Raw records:
★ ★ ★ ★ ★

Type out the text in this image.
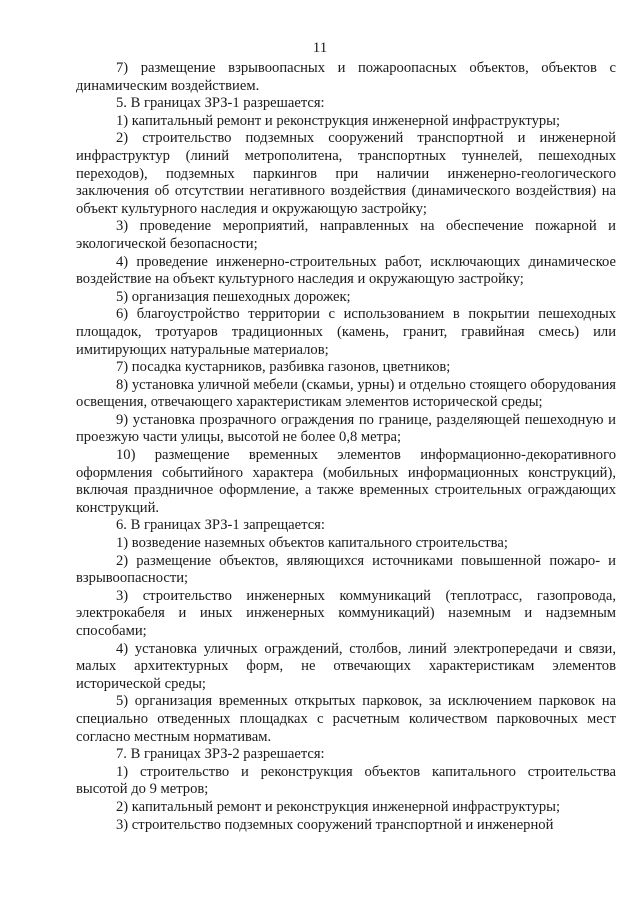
11

7) размещение взрывоопасных и пожароопасных объектов, объектов с динамическим воздействием.

5. В границах ЗРЗ-1 разрешается:

1) капитальный ремонт и реконструкция инженерной инфраструктуры;

2) строительство подземных сооружений транспортной и инженерной инфраструктур (линий метрополитена, транспортных туннелей, пешеходных переходов), подземных паркингов при наличии инженерно-геологического заключения об отсутствии негативного воздействия (динамического воздействия) на объект культурного наследия и окружающую застройку;

3) проведение мероприятий, направленных на обеспечение пожарной и экологической безопасности;

4) проведение инженерно-строительных работ, исключающих динамическое воздействие на объект культурного наследия и окружающую застройку;

5) организация пешеходных дорожек;

6) благоустройство территории с использованием в покрытии пешеходных площадок, тротуаров традиционных (камень, гранит, гравийная смесь) или имитирующих натуральные материалов;

7) посадка кустарников, разбивка газонов, цветников;

8) установка уличной мебели (скамьи, урны) и отдельно стоящего оборудования освещения, отвечающего характеристикам элементов исторической среды;

9) установка прозрачного ограждения по границе, разделяющей пешеходную и проезжую части улицы, высотой не более 0,8 метра;

10) размещение временных элементов информационно-декоративного оформления событийного характера (мобильных информационных конструкций), включая праздничное оформление, а также временных строительных ограждающих конструкций.

6. В границах ЗРЗ-1 запрещается:

1) возведение наземных объектов капитального строительства;

2) размещение объектов, являющихся источниками повышенной пожаро- и взрывоопасности;

3) строительство инженерных коммуникаций (теплотрасс, газопровода, электрокабеля и иных инженерных коммуникаций) наземным и надземным способами;

4) установка уличных ограждений, столбов, линий электропередачи и связи, малых архитектурных форм, не отвечающих характеристикам элементов исторической среды;

5) организация временных открытых парковок, за исключением парковок на специально отведенных площадках с расчетным количеством парковочных мест согласно местным нормативам.

7. В границах ЗРЗ-2 разрешается:

1) строительство и реконструкция объектов капитального строительства высотой до 9 метров;

2) капитальный ремонт и реконструкция инженерной инфраструктуры;

3) строительство подземных сооружений транспортной и инженерной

★ ★ ★ ★ ★

» **Exercise task**:
Find every line above that contains the word "наследия", and return each one.

» **Solution to this task**:
2) строительство подземных сооружений транспортной и инженерной инфраструктур (линий метрополитена, транспортных туннелей, пешеходных переходов), подземных паркингов при наличии инженерно-геологического заключения об отсутствии негативного воздействия (динамического воздействия) на объект культурного наследия и окружающую застройку;
4) проведение инженерно-строительных работ, исключающих динамическое воздействие на объект культурного наследия и окружающую застройку;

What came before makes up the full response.